• _What this task involves_
Among the lines listed below, count those that include the string "Donald", and state only the count.

• _Extracted data_
##############################
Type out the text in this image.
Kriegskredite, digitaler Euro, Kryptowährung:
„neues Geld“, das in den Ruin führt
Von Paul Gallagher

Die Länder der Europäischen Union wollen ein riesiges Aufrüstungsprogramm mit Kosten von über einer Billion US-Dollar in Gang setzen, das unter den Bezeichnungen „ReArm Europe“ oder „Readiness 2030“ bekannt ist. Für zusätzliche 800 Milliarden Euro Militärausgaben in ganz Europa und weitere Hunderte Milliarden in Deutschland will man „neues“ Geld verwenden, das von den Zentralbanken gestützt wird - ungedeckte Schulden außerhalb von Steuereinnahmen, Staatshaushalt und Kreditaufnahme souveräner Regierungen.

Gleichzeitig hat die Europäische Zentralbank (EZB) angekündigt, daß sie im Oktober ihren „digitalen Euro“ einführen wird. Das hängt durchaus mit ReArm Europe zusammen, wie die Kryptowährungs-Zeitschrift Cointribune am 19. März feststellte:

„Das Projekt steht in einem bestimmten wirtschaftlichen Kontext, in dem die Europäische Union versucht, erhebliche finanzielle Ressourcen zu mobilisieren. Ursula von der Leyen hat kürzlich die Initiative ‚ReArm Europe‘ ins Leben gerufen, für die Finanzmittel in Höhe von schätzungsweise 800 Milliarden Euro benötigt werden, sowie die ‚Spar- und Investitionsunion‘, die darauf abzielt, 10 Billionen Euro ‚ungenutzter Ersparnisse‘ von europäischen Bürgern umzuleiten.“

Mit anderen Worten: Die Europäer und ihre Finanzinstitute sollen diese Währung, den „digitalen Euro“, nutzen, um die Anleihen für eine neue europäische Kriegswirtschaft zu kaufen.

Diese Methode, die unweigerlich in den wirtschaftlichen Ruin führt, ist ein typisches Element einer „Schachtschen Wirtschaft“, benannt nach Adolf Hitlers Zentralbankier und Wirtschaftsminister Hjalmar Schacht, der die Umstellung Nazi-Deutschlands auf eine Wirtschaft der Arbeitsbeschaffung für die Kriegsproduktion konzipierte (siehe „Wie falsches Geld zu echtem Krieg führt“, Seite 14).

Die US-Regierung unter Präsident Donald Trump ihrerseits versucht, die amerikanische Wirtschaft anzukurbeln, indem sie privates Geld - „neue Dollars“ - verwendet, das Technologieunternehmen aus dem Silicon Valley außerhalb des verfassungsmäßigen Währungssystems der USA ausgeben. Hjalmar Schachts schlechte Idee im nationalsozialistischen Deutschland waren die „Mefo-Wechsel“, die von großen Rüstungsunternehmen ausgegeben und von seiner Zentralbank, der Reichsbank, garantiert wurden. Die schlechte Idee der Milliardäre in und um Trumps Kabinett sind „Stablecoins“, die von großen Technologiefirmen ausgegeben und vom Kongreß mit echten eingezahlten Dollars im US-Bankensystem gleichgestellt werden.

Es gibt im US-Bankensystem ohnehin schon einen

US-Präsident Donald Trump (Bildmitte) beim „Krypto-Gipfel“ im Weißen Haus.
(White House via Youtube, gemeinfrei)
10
##############################
• _Task response_
2